▶ _WHAT TO DO_
Provide only the number of lines in the records below that include "color".

Structured figure records

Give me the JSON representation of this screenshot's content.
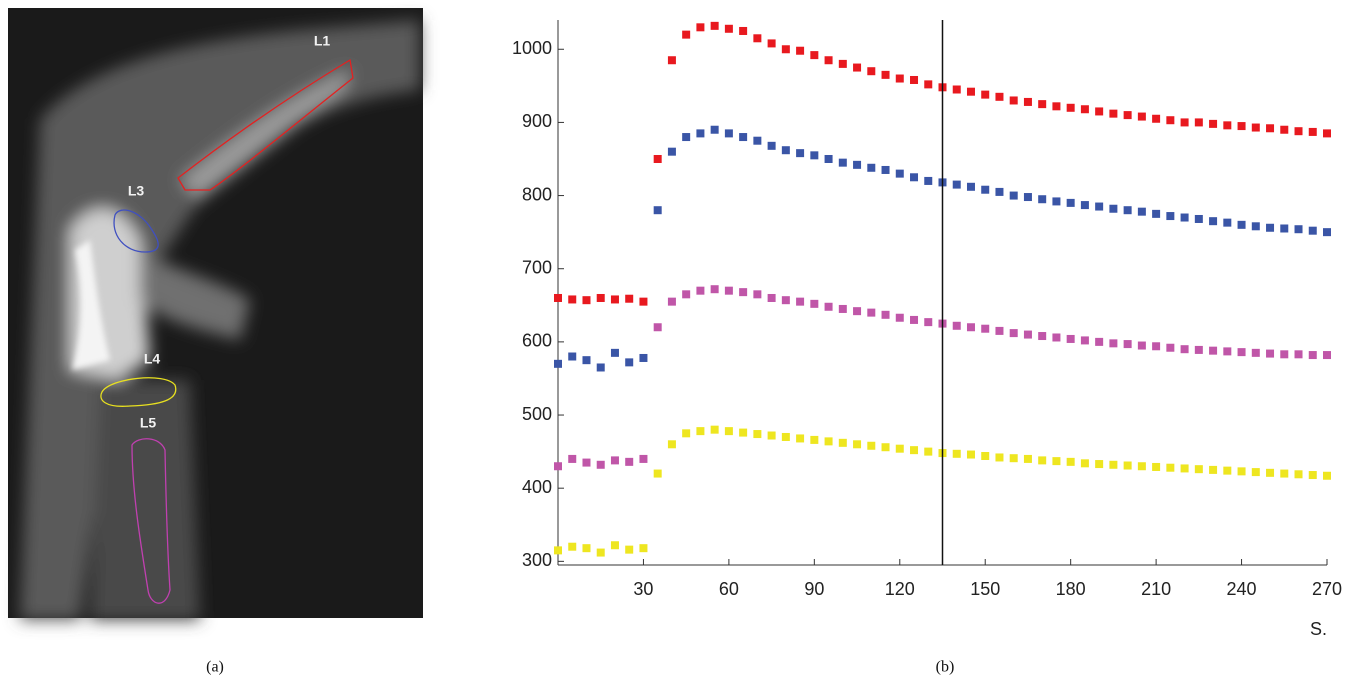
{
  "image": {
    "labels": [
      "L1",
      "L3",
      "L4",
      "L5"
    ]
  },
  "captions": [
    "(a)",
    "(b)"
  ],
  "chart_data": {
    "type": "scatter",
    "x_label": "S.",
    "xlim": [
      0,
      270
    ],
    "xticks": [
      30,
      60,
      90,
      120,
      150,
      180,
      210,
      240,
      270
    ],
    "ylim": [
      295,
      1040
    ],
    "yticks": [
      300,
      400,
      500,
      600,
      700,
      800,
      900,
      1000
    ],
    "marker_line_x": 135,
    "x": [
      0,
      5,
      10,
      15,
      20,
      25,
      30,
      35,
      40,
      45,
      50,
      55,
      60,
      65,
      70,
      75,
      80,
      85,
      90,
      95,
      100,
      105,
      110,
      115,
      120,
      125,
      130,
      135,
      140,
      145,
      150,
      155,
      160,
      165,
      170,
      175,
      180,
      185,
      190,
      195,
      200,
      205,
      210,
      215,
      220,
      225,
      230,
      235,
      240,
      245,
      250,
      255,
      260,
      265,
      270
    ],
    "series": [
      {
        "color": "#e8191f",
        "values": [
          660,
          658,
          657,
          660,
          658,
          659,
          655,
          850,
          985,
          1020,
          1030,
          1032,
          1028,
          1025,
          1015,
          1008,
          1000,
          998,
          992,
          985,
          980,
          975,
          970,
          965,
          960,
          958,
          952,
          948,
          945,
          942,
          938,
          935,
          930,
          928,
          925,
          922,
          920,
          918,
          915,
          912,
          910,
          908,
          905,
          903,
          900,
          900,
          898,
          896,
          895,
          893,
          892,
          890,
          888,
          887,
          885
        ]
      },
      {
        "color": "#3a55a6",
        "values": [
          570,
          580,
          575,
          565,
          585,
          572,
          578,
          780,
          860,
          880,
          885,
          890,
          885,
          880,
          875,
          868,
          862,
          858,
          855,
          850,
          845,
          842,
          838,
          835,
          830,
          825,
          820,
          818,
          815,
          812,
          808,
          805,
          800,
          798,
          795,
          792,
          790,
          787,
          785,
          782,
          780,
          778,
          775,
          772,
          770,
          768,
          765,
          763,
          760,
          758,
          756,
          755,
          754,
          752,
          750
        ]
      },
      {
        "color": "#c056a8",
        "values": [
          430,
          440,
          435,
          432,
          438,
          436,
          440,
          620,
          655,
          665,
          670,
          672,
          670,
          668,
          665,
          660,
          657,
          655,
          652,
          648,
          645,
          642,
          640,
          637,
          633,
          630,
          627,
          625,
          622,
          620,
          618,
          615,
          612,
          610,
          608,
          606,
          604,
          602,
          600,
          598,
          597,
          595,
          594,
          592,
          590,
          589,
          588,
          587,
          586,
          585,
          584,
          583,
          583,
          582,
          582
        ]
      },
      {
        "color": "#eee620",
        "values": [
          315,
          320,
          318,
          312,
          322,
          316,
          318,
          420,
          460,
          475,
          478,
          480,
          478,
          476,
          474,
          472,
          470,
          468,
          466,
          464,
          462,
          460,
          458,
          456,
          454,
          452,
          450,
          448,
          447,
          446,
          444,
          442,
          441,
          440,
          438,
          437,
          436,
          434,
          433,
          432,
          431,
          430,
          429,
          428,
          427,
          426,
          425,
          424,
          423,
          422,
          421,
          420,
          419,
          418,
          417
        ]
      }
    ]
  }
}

▶ _TASK RESULT_
4